───── KUTIPAN ─────
Kampung Tariang Baru,Tabukan Tengah, Pulau Sangihe, Rayakan HUT ke-133
Kampung Tariang Baru Rayakan HUT ke-133, Diwarnai Tradisi
Adat dan Sejarah Panjang Pengungsian.
Tariang Baru, Sangihe — Masyarakat dan pemerintah
Kampung Tariang Baru hari ini, Sabtu 2 Agustus 2025, memperingati Hari Ulang
Tahun ke-133 sejak kampung ini resmi berdiri pada tahun 1892. Peringatan tahun
ini menjadi momentum bersejarah karena merupakan hasil dari proses penelusuran
sejarah yang telah dilakukan melalui seminar lokal pada April lalu.
Perayaan HUT berlangsung meriah dengan balutan adat istiadat
yang kental. Acara dimulai dengan prosesi adat penjemputan tamu
(Menginsomahe Sake), dilanjutkan dengan pemotongan kue adat (Menuang
Tamo) oleh Bapak Muhrij Lawendatu, serta ritual Menahulending Banua
atau pemberkatan tanah dan kehidupan oleh tokoh adat Bapak Hermanto Mohonis dan
Bapak Rumisi Humenggael.
Hadir dalam acara ini Wakil Bupati Kepulauan Sangihe, Bapak
Tendris Arifin Bulaari, yang juga memberikan sambutan mewakili pemerintah
daerah. Turut serta mendampingi, Kepala Dinas Pariwisata Bapak S. Kapal, Kepala
Dinas Pemberdayaan Masyarakat Desa (PMD) Bapak F. Porawow, serta sejumlah staf
ahli bupati dan unsur pemerintah kabupaten lainnya. Wakil rakyat dari daerah
pemilihan setempat, Bapak A. Lawendatu, juga hadir menyaksikan langsung
jalannya acara.
Kepala Kampung (Kapitalaung) Tariang Baru, Bapak Yerry
Pulumbara, menyampaikan apresiasi dan terima kasih atas kehadiran para tamu
serta partisipasi seluruh masyarakat dalam menyukseskan perayaan ini. Salah
satu inti dari kegiatan ini adalah doa lintas iman, yang dipimpin secara
berantai oleh para pendeta dan ulama Islam, memanjatkan harapan bagi
keselamatan, kedamaian, dan kesejahteraan kampung.
Usai prosesi adat dan doa bersama, acara dilanjutkan dengan makan
bersama, dengan doa makan dipimpin oleh Staf Ahli Bupati, Bapak Sutardji
Matantu, S.Pd.I. Suasana keakraban makin terasa ketika hiburan rakyat
(Medameang) digelar, menampilkan Orkes Kaum Ibu GMIM Tariang Baru dan
pertunjukan kesenian Islam “Turunang” dari Kampung Rendingan.
─────
▶ _SOAL YANG DIBERIKAN_:
Dalam kutipan tentang HUT Kampung Tariang Baru, pada tahun berapa kampung tersebut resmi berdiri?
───── BARIS DATA TERSIMPAN ─────
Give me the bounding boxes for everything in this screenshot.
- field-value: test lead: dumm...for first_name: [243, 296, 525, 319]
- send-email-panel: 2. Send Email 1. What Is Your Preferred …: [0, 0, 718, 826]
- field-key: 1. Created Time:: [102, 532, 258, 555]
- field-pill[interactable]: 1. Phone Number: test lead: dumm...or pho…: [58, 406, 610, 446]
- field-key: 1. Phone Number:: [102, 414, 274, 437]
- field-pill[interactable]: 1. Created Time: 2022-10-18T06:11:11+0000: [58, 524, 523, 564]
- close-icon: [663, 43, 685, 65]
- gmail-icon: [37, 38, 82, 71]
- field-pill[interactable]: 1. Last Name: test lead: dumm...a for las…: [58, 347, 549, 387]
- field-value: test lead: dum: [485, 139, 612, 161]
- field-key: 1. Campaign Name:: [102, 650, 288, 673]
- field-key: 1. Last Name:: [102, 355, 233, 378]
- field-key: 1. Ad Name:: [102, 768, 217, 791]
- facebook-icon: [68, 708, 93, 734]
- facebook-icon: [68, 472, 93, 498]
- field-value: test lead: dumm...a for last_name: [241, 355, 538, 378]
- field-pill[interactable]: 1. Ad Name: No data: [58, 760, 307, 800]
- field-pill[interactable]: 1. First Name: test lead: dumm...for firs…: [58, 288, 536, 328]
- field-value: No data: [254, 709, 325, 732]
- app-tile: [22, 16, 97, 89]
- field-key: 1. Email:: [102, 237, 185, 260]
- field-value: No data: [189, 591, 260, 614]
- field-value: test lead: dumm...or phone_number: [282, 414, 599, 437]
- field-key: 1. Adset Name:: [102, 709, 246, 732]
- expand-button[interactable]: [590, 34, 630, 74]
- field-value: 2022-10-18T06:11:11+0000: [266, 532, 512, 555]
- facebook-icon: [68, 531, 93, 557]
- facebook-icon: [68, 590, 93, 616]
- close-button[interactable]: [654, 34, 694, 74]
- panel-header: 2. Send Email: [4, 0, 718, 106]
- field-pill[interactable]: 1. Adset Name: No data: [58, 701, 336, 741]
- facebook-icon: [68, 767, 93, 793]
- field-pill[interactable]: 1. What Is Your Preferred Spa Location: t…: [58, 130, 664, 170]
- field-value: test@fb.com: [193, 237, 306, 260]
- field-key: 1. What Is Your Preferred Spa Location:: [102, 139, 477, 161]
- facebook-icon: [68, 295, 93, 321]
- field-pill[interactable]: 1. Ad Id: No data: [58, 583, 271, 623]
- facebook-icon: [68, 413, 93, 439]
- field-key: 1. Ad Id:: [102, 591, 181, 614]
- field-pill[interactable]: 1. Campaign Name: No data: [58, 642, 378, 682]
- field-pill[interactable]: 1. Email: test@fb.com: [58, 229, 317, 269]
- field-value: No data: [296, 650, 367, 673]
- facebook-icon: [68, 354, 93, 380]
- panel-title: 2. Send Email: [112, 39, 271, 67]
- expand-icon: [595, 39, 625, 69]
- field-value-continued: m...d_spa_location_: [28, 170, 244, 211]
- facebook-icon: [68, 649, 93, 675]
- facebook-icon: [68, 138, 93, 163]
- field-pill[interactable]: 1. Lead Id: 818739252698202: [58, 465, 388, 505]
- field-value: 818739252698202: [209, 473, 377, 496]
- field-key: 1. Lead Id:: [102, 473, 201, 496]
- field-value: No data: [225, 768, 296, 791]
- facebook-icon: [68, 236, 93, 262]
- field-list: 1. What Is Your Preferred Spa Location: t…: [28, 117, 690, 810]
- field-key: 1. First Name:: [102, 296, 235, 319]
─────
▶ _PENYELESAIAN SOAL_:
Kampung Tariang Baru resmi berdiri pada tahun 1892.